### Given information ###

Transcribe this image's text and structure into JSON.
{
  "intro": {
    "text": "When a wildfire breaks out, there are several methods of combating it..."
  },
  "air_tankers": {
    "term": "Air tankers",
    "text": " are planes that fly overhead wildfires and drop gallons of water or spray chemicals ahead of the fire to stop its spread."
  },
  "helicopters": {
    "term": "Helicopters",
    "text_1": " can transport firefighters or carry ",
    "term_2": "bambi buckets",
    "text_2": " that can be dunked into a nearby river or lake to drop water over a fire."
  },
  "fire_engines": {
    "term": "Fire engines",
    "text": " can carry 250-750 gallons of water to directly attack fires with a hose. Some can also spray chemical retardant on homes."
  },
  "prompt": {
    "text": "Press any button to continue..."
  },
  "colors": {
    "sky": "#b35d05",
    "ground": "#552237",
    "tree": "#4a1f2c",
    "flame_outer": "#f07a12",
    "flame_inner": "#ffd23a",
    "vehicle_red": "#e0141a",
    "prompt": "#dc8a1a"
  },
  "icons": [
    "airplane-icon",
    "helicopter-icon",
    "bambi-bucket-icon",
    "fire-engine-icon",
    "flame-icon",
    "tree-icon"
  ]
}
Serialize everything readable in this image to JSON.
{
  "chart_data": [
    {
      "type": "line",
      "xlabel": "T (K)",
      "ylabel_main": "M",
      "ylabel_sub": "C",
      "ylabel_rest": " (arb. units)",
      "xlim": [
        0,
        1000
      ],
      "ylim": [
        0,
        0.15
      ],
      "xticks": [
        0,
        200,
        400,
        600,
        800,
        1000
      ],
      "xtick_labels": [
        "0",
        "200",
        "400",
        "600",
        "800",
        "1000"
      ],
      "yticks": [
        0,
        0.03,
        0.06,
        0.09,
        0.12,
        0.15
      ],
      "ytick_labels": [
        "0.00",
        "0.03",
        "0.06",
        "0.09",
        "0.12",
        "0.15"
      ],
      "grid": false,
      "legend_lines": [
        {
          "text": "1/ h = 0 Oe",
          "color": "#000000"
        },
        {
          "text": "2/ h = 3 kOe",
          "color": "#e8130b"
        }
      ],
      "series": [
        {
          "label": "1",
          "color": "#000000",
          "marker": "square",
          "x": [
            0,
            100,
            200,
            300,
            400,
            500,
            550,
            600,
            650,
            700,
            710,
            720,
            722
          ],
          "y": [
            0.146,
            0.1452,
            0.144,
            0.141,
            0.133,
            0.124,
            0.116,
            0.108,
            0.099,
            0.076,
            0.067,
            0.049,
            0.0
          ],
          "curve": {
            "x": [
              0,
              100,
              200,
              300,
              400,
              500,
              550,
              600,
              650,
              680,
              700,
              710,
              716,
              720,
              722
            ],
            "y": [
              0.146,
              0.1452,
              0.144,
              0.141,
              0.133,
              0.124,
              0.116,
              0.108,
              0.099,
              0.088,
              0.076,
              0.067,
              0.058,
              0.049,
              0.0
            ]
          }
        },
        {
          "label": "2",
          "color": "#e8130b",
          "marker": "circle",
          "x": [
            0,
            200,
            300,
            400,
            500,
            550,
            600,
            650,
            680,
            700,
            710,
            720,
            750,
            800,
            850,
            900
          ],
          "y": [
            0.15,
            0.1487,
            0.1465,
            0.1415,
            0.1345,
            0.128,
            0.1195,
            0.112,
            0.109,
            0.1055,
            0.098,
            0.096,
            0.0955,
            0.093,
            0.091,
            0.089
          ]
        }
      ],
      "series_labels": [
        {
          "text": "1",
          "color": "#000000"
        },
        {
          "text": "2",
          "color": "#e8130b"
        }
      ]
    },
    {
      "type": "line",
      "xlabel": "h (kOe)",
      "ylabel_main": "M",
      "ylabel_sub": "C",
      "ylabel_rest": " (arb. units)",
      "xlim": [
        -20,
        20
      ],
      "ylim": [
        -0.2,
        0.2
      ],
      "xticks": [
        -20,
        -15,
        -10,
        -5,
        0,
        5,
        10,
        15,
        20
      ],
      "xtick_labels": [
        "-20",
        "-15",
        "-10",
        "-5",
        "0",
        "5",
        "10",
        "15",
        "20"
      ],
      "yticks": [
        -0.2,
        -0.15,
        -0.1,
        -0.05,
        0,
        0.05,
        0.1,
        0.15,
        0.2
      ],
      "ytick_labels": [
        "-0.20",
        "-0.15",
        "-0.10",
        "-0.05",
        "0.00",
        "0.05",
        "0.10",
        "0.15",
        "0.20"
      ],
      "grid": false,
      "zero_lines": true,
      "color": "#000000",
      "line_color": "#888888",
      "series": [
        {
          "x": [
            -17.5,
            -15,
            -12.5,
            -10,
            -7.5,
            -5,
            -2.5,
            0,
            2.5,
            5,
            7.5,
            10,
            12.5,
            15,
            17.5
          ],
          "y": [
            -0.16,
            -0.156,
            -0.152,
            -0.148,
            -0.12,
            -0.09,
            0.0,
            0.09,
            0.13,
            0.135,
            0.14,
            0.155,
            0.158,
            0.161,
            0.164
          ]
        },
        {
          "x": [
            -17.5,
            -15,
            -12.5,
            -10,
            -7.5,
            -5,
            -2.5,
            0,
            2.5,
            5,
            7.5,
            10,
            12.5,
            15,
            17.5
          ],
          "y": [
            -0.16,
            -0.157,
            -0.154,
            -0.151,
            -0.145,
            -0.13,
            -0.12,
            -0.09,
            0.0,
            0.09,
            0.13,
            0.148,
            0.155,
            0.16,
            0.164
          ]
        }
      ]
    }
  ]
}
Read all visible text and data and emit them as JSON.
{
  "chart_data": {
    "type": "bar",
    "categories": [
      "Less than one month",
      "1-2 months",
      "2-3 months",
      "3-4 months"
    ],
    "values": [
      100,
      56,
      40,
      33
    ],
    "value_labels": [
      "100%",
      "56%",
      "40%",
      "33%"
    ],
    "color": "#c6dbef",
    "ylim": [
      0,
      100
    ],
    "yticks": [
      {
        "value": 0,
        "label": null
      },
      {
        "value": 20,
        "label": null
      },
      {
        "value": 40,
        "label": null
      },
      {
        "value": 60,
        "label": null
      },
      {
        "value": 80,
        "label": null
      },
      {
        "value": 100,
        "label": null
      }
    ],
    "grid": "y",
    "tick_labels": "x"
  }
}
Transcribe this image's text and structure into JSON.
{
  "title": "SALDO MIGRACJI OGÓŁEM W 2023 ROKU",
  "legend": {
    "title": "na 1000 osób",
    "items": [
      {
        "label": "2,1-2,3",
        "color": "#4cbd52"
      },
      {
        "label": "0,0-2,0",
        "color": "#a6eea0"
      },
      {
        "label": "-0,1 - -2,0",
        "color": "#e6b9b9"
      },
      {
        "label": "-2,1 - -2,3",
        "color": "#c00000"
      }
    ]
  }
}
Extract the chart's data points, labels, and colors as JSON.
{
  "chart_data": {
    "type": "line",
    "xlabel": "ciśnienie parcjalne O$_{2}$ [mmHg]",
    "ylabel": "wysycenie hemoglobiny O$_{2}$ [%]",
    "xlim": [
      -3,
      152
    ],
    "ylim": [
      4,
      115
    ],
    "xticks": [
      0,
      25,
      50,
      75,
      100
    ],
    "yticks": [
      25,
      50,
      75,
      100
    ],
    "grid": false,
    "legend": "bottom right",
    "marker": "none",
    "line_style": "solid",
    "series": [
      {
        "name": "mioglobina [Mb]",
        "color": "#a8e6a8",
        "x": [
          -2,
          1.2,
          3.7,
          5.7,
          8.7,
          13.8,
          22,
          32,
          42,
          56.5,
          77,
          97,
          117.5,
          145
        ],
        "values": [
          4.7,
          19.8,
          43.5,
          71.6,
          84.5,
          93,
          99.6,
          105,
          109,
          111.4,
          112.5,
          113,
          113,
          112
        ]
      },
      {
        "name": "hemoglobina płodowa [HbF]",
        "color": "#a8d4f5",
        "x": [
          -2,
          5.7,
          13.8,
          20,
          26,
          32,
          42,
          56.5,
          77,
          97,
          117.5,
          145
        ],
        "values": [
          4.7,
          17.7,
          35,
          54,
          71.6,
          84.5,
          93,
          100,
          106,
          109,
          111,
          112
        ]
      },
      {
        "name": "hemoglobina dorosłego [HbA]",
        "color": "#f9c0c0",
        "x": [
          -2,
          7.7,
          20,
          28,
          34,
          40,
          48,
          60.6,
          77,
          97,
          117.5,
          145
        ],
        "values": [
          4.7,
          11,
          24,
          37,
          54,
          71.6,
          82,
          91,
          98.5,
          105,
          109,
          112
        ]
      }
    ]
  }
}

###

> **Exercise aim**
Of all the lines in the listing above, how many contain the word "colors"? Answer with the number alone.

> **The result**
2